_YOUR OBJECTIVE_
State how many lines in the listing below include the word "JSON". Give nothing but the number.

────

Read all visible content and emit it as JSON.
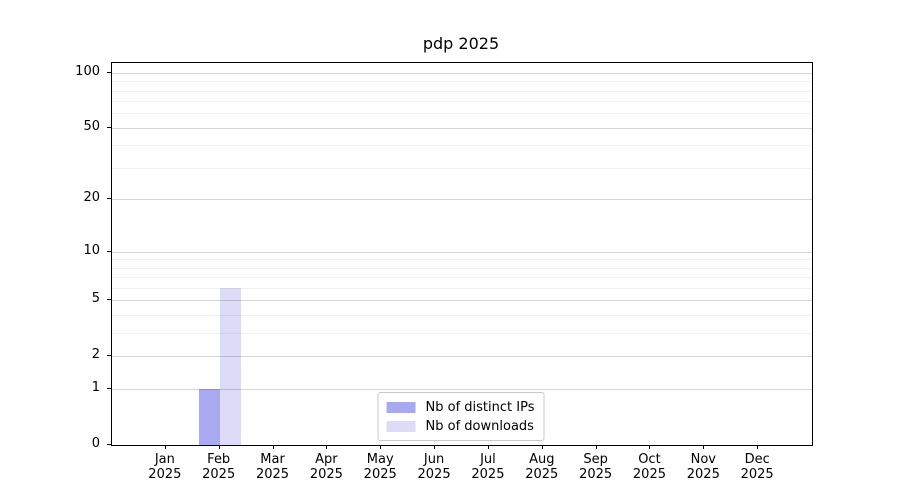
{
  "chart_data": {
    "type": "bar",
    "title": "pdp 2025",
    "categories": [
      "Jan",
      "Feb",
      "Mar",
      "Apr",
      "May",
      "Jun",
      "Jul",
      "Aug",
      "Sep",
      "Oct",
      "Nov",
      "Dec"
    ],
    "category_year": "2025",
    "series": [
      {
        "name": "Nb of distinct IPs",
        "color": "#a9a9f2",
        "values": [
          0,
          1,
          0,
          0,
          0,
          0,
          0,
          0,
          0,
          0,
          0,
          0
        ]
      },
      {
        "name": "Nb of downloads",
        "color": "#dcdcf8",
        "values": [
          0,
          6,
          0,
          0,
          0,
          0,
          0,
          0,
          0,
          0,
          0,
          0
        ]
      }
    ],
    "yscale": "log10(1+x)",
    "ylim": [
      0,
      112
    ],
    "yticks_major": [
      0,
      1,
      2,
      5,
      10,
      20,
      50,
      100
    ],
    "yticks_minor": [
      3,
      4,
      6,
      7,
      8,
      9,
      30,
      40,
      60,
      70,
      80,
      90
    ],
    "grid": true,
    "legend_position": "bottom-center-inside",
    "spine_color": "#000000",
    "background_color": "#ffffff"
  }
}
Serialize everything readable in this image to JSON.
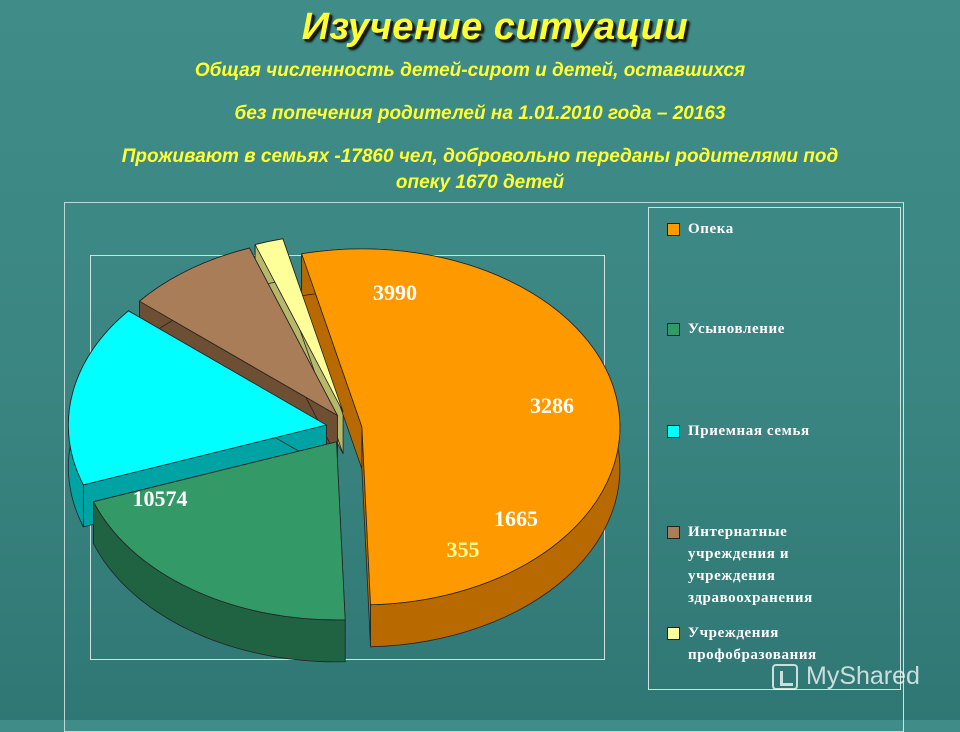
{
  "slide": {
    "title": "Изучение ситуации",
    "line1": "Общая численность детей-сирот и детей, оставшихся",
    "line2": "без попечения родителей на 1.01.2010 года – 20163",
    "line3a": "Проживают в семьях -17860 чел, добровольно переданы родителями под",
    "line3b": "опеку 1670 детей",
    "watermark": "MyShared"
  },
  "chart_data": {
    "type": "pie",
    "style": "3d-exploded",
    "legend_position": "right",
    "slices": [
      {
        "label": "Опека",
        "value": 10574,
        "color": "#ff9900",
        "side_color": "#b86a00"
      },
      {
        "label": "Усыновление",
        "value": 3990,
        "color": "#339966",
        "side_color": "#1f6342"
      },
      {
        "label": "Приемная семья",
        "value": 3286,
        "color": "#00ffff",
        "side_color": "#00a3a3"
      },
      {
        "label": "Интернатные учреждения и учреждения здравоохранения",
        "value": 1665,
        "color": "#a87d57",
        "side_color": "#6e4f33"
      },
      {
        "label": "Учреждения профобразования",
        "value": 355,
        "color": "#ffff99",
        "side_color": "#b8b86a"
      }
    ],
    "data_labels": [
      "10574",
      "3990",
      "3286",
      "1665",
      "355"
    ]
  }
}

────

_THE RESPONSE_
2